**WORK TO COMPLETE:** Tally the lines holding the word "Glypican" and state the count by itself.

**ENTRIES SHOWN:**
---*---

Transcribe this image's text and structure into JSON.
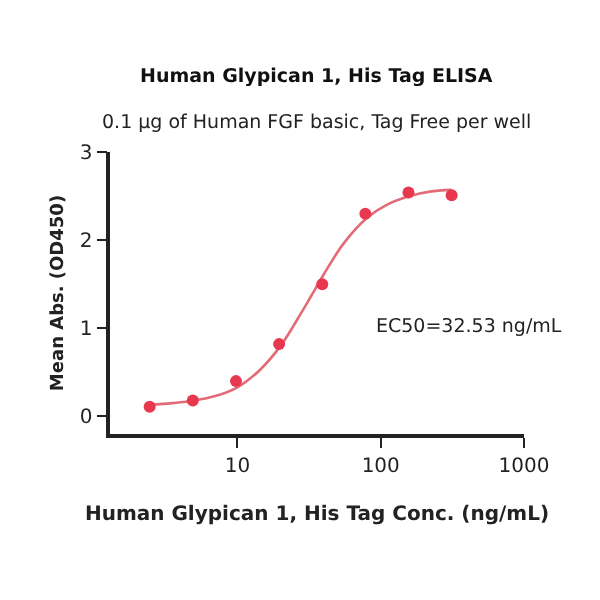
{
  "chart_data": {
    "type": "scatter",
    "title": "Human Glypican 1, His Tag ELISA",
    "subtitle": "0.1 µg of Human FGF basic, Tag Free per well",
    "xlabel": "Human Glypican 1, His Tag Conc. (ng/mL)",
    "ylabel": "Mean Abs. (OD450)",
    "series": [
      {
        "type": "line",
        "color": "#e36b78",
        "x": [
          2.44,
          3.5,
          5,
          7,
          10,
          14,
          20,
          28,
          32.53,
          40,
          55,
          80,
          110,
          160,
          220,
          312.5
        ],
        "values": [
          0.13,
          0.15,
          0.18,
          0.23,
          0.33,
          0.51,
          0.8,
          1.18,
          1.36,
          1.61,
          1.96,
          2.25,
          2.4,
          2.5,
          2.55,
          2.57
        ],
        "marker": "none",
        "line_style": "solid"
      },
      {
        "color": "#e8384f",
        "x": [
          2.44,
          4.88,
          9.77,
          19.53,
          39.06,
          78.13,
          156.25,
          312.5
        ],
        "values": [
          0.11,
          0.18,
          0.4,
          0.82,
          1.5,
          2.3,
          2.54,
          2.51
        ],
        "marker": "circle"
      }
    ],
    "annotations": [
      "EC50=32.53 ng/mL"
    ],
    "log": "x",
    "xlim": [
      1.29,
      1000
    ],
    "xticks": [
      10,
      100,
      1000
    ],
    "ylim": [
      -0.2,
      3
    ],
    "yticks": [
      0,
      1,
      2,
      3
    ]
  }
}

---*---

**RESPONSE TO THIS EXERCISE:** 2